WHAT YOU HAVE TO DO:
Give the number of lines in the entries that contain "гласник". State only the count.

RECORD EXCERPTS:
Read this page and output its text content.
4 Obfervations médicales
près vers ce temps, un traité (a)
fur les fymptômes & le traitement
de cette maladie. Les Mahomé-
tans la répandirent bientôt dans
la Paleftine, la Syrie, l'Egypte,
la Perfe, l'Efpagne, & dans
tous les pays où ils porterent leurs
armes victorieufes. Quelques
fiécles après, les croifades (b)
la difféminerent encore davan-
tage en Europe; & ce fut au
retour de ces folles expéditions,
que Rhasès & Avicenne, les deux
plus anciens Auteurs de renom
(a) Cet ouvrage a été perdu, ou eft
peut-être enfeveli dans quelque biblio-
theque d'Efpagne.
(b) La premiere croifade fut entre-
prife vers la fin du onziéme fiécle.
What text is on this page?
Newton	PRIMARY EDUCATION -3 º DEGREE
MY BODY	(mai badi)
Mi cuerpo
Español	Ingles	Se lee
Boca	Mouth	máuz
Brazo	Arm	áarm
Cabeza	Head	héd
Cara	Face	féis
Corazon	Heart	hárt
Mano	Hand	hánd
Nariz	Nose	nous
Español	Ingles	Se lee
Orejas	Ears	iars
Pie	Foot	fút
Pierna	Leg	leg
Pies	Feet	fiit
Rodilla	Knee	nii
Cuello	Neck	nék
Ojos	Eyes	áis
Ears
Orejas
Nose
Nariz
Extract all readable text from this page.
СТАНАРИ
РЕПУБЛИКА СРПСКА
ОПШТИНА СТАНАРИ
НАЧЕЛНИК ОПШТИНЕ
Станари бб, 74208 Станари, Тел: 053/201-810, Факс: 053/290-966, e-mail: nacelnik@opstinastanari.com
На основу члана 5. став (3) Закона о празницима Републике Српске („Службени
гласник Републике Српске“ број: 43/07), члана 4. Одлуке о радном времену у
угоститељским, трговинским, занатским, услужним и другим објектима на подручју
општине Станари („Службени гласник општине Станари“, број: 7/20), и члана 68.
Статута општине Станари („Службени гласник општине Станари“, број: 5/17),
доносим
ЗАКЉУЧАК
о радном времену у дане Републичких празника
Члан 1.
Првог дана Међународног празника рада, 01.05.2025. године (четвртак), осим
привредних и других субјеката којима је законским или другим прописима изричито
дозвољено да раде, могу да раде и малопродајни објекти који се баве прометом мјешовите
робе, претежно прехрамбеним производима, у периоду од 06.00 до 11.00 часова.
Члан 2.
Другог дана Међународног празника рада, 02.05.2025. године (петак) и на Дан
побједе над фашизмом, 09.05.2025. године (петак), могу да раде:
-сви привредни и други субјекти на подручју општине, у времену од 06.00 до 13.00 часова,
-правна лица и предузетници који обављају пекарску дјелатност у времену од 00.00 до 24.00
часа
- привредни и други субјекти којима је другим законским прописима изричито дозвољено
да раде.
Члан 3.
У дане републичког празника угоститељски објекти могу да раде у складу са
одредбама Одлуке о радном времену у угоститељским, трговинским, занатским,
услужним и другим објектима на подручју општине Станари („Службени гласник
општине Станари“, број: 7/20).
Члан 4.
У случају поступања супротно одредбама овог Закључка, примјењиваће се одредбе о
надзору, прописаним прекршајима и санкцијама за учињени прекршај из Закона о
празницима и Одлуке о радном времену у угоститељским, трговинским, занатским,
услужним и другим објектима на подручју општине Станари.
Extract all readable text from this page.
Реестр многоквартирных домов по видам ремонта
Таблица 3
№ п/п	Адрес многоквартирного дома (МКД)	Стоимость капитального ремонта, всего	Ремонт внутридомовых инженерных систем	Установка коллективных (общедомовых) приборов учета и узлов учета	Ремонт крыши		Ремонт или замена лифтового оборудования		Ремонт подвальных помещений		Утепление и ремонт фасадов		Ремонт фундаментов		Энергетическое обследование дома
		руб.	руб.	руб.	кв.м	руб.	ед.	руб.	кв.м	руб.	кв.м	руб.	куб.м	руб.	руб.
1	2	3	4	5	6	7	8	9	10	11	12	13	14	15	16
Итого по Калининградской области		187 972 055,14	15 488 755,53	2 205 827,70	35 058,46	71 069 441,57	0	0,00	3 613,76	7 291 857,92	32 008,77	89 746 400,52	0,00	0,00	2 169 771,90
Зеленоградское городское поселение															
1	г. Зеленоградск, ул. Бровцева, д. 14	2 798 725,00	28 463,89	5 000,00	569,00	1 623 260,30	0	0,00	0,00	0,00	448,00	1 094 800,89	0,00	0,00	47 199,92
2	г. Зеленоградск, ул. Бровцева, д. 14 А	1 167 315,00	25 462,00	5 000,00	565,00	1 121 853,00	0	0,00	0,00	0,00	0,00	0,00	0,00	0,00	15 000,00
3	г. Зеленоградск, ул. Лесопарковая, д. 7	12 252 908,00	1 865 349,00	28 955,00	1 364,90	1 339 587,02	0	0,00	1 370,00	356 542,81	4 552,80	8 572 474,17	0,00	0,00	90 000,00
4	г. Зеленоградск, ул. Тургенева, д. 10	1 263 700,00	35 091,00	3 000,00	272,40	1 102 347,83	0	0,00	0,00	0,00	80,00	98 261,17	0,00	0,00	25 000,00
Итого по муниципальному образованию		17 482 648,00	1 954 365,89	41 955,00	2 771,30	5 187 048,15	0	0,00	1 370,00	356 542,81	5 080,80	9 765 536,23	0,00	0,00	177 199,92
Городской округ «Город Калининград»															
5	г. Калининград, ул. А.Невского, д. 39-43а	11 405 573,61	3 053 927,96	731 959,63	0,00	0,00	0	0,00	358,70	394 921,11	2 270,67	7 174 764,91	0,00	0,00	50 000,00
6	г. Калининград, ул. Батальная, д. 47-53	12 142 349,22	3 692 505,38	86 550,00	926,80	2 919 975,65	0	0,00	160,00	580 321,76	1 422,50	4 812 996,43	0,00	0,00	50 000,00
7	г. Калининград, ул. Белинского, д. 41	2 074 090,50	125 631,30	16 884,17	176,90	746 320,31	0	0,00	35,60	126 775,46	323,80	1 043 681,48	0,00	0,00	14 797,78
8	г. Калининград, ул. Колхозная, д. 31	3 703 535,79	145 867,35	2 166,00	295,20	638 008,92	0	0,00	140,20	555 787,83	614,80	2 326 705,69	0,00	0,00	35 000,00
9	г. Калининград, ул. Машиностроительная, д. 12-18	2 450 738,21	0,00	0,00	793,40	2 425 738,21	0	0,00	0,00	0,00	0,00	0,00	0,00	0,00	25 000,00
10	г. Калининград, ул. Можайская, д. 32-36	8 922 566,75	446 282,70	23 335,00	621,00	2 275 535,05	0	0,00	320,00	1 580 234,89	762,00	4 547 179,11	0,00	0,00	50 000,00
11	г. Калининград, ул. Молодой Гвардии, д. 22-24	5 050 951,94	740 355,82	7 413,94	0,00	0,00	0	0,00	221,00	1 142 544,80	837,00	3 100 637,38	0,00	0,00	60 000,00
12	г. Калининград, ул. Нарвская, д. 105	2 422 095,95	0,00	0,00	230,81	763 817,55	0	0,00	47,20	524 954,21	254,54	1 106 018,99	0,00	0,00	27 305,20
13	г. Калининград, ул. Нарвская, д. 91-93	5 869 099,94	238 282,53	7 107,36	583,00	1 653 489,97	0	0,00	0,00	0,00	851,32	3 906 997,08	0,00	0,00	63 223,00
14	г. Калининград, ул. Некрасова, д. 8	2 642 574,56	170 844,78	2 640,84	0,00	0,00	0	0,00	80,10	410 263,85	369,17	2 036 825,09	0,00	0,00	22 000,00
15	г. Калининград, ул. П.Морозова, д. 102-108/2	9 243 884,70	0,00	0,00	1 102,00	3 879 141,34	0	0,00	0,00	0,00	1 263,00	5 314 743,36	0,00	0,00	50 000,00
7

COMPLETED TASK:
4